Your instructions
Transcribe the listing in full, excluding any pictures.

Data in this exercise
**********

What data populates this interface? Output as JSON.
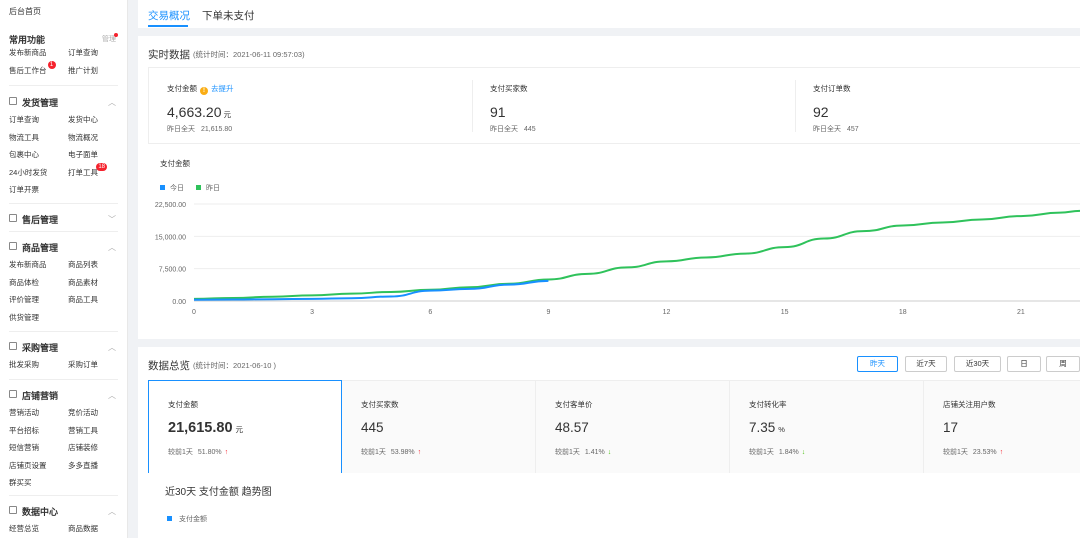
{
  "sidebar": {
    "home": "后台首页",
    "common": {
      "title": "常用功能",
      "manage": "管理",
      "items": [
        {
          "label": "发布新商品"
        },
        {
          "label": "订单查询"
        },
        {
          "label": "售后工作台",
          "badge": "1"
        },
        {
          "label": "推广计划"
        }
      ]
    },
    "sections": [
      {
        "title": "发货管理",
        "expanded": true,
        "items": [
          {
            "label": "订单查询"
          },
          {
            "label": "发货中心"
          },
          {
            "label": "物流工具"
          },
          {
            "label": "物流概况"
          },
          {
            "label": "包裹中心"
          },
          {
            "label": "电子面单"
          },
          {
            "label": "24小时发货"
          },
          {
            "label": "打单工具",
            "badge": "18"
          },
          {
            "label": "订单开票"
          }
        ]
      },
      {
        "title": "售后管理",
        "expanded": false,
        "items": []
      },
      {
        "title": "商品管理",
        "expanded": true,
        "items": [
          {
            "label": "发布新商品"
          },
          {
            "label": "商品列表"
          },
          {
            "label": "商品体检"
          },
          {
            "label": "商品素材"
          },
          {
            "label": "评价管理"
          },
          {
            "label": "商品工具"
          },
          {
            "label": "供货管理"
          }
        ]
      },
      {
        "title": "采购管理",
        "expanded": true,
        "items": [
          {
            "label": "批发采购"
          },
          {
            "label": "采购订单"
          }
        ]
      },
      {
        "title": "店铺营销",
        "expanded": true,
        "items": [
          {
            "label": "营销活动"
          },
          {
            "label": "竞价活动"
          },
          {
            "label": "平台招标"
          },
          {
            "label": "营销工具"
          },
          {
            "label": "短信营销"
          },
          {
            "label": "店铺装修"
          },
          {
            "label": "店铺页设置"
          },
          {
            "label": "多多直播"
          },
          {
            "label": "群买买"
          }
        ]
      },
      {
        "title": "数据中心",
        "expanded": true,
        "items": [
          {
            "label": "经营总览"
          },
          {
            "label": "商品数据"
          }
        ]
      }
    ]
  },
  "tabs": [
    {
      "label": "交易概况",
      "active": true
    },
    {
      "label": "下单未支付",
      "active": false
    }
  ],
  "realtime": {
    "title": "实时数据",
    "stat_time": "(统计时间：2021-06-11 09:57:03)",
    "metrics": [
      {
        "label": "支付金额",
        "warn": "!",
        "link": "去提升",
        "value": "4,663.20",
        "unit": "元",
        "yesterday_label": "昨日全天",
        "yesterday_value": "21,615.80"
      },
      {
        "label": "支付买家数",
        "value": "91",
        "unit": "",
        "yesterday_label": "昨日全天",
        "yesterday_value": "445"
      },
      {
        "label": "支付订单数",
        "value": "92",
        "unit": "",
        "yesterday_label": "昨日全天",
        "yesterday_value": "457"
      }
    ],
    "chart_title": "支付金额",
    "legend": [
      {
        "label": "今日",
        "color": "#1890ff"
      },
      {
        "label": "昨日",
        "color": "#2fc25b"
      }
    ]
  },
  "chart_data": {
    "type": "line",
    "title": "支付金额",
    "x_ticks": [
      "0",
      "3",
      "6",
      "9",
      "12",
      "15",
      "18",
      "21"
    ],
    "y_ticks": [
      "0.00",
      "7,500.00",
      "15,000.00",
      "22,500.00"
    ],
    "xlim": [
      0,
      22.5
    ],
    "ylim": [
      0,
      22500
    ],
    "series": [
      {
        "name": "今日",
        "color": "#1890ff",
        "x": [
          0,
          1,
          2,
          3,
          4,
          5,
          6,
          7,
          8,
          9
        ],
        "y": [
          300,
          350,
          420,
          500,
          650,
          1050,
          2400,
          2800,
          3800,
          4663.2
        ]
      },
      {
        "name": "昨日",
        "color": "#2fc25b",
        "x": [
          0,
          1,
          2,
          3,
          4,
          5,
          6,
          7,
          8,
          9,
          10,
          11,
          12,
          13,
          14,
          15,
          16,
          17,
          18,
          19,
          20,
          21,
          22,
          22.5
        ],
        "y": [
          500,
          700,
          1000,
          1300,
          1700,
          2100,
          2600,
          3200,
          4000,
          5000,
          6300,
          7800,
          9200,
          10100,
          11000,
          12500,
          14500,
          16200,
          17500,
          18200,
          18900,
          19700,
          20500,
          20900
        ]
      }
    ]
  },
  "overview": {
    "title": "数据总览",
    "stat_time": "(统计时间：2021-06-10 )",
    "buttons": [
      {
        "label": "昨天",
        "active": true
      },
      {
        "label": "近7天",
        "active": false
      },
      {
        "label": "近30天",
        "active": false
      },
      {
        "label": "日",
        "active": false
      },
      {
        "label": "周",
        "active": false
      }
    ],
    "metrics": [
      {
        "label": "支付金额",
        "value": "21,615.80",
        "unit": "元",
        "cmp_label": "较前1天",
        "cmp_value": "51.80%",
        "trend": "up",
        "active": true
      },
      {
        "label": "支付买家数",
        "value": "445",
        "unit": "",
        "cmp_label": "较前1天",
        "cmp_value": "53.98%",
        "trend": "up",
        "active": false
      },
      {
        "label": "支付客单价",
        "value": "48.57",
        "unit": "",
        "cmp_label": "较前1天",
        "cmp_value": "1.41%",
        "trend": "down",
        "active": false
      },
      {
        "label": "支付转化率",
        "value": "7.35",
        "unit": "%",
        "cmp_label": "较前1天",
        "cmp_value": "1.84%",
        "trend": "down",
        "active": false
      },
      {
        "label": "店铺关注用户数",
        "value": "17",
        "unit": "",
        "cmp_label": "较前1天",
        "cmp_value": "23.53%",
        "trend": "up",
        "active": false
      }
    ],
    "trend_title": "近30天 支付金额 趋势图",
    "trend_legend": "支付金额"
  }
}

**********

Solution to the exercise
What data populates this interface? Output as JSON.
{
  "sidebar": {
    "home": "后台首页",
    "common": {
      "title": "常用功能",
      "manage": "管理",
      "items": [
        {
          "label": "发布新商品"
        },
        {
          "label": "订单查询"
        },
        {
          "label": "售后工作台",
          "badge": "1"
        },
        {
          "label": "推广计划"
        }
      ]
    },
    "sections": [
      {
        "title": "发货管理",
        "expanded": true,
        "items": [
          {
            "label": "订单查询"
          },
          {
            "label": "发货中心"
          },
          {
            "label": "物流工具"
          },
          {
            "label": "物流概况"
          },
          {
            "label": "包裹中心"
          },
          {
            "label": "电子面单"
          },
          {
            "label": "24小时发货"
          },
          {
            "label": "打单工具",
            "badge": "18"
          },
          {
            "label": "订单开票"
          }
        ]
      },
      {
        "title": "售后管理",
        "expanded": false,
        "items": []
      },
      {
        "title": "商品管理",
        "expanded": true,
        "items": [
          {
            "label": "发布新商品"
          },
          {
            "label": "商品列表"
          },
          {
            "label": "商品体检"
          },
          {
            "label": "商品素材"
          },
          {
            "label": "评价管理"
          },
          {
            "label": "商品工具"
          },
          {
            "label": "供货管理"
          }
        ]
      },
      {
        "title": "采购管理",
        "expanded": true,
        "items": [
          {
            "label": "批发采购"
          },
          {
            "label": "采购订单"
          }
        ]
      },
      {
        "title": "店铺营销",
        "expanded": true,
        "items": [
          {
            "label": "营销活动"
          },
          {
            "label": "竞价活动"
          },
          {
            "label": "平台招标"
          },
          {
            "label": "营销工具"
          },
          {
            "label": "短信营销"
          },
          {
            "label": "店铺装修"
          },
          {
            "label": "店铺页设置"
          },
          {
            "label": "多多直播"
          },
          {
            "label": "群买买"
          }
        ]
      },
      {
        "title": "数据中心",
        "expanded": true,
        "items": [
          {
            "label": "经营总览"
          },
          {
            "label": "商品数据"
          }
        ]
      }
    ]
  },
  "tabs": [
    {
      "label": "交易概况",
      "active": true
    },
    {
      "label": "下单未支付",
      "active": false
    }
  ],
  "realtime": {
    "title": "实时数据",
    "stat_time": "(统计时间：2021-06-11 09:57:03)",
    "metrics": [
      {
        "label": "支付金额",
        "warn": "!",
        "link": "去提升",
        "value": "4,663.20",
        "unit": "元",
        "yesterday_label": "昨日全天",
        "yesterday_value": "21,615.80"
      },
      {
        "label": "支付买家数",
        "value": "91",
        "unit": "",
        "yesterday_label": "昨日全天",
        "yesterday_value": "445"
      },
      {
        "label": "支付订单数",
        "value": "92",
        "unit": "",
        "yesterday_label": "昨日全天",
        "yesterday_value": "457"
      }
    ],
    "chart_title": "支付金额",
    "legend": [
      {
        "label": "今日",
        "color": "#1890ff"
      },
      {
        "label": "昨日",
        "color": "#2fc25b"
      }
    ]
  },
  "chart_data": {
    "type": "line",
    "title": "支付金额",
    "x_ticks": [
      "0",
      "3",
      "6",
      "9",
      "12",
      "15",
      "18",
      "21"
    ],
    "y_ticks": [
      "0.00",
      "7,500.00",
      "15,000.00",
      "22,500.00"
    ],
    "xlim": [
      0,
      22.5
    ],
    "ylim": [
      0,
      22500
    ],
    "series": [
      {
        "name": "今日",
        "color": "#1890ff",
        "x": [
          0,
          1,
          2,
          3,
          4,
          5,
          6,
          7,
          8,
          9
        ],
        "y": [
          300,
          350,
          420,
          500,
          650,
          1050,
          2400,
          2800,
          3800,
          4663.2
        ]
      },
      {
        "name": "昨日",
        "color": "#2fc25b",
        "x": [
          0,
          1,
          2,
          3,
          4,
          5,
          6,
          7,
          8,
          9,
          10,
          11,
          12,
          13,
          14,
          15,
          16,
          17,
          18,
          19,
          20,
          21,
          22,
          22.5
        ],
        "y": [
          500,
          700,
          1000,
          1300,
          1700,
          2100,
          2600,
          3200,
          4000,
          5000,
          6300,
          7800,
          9200,
          10100,
          11000,
          12500,
          14500,
          16200,
          17500,
          18200,
          18900,
          19700,
          20500,
          20900
        ]
      }
    ]
  },
  "overview": {
    "title": "数据总览",
    "stat_time": "(统计时间：2021-06-10 )",
    "buttons": [
      {
        "label": "昨天",
        "active": true
      },
      {
        "label": "近7天",
        "active": false
      },
      {
        "label": "近30天",
        "active": false
      },
      {
        "label": "日",
        "active": false
      },
      {
        "label": "周",
        "active": false
      }
    ],
    "metrics": [
      {
        "label": "支付金额",
        "value": "21,615.80",
        "unit": "元",
        "cmp_label": "较前1天",
        "cmp_value": "51.80%",
        "trend": "up",
        "active": true
      },
      {
        "label": "支付买家数",
        "value": "445",
        "unit": "",
        "cmp_label": "较前1天",
        "cmp_value": "53.98%",
        "trend": "up",
        "active": false
      },
      {
        "label": "支付客单价",
        "value": "48.57",
        "unit": "",
        "cmp_label": "较前1天",
        "cmp_value": "1.41%",
        "trend": "down",
        "active": false
      },
      {
        "label": "支付转化率",
        "value": "7.35",
        "unit": "%",
        "cmp_label": "较前1天",
        "cmp_value": "1.84%",
        "trend": "down",
        "active": false
      },
      {
        "label": "店铺关注用户数",
        "value": "17",
        "unit": "",
        "cmp_label": "较前1天",
        "cmp_value": "23.53%",
        "trend": "up",
        "active": false
      }
    ],
    "trend_title": "近30天 支付金额 趋势图",
    "trend_legend": "支付金额"
  }
}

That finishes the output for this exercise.